• STORED DATA

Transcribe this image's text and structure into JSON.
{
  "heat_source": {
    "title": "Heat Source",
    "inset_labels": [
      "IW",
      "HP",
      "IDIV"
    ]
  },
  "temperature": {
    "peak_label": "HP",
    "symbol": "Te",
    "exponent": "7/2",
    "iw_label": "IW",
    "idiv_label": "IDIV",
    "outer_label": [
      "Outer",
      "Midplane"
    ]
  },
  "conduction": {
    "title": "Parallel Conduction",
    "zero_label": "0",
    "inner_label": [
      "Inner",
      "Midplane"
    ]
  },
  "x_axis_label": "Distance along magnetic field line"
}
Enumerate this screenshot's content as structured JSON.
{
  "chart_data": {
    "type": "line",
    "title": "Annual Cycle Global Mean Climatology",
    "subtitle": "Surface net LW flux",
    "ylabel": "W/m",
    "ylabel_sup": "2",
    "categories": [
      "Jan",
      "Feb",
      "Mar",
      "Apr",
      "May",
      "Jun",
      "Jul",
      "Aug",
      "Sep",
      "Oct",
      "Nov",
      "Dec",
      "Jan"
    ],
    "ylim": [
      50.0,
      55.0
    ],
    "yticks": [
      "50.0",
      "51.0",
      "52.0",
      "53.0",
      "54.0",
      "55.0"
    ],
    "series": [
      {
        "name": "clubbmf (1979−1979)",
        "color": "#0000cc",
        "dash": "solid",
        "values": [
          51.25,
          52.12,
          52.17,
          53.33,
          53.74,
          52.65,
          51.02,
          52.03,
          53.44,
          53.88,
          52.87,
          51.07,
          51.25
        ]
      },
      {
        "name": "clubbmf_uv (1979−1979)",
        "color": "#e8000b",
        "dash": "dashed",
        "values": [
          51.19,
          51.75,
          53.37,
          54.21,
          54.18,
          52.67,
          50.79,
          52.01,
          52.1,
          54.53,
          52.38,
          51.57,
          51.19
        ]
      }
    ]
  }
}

* * *

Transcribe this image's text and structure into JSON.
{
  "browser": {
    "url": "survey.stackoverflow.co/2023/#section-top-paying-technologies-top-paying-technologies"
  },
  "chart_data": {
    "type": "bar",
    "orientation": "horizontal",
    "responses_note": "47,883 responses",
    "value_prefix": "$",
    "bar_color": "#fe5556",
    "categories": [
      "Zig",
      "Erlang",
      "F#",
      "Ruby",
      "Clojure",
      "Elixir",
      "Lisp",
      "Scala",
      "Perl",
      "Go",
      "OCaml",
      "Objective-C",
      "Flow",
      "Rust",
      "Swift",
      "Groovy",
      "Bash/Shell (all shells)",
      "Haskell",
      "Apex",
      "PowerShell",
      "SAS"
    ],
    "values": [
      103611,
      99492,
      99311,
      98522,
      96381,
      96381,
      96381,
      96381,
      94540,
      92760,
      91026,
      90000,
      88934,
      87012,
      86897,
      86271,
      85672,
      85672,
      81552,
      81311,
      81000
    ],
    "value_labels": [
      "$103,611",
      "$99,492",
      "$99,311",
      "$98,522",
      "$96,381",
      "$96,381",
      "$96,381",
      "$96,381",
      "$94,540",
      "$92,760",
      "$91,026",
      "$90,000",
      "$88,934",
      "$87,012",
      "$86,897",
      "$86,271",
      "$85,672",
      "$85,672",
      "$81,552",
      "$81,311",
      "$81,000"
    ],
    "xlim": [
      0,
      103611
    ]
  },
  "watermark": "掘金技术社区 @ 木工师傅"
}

---

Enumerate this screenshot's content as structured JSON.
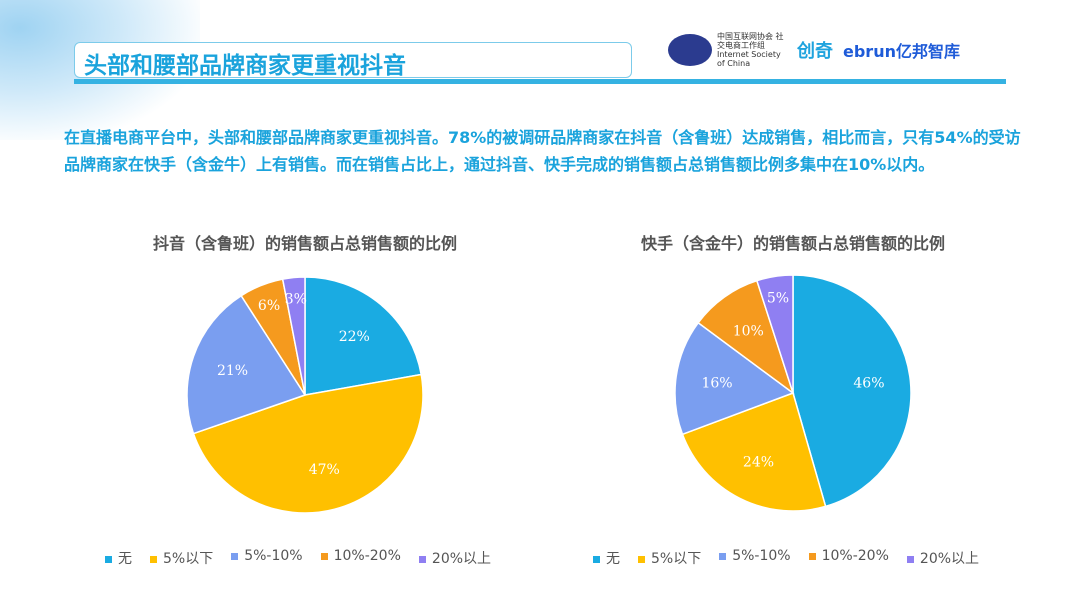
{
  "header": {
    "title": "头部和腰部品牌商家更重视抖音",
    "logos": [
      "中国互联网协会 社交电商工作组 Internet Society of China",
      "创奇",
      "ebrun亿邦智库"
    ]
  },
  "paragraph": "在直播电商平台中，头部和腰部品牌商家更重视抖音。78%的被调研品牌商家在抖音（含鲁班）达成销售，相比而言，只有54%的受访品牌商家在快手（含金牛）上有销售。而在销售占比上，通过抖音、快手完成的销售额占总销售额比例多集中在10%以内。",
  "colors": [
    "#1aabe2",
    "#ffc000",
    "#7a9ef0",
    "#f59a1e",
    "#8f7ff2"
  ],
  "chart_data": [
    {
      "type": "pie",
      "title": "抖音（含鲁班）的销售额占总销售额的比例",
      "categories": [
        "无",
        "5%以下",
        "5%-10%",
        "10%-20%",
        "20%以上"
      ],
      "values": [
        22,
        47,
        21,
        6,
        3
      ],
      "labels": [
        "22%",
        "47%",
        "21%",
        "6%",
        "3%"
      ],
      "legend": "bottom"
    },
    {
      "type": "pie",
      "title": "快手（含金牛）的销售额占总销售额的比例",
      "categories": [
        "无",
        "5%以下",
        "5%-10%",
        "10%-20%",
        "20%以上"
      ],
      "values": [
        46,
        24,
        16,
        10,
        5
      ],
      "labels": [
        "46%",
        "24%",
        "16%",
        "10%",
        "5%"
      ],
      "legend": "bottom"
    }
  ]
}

• TASK PROMPT
Say how many lines include the word "的销售额占总销售额的比例"; reply with the number alone.

• WORKED SOLUTION
2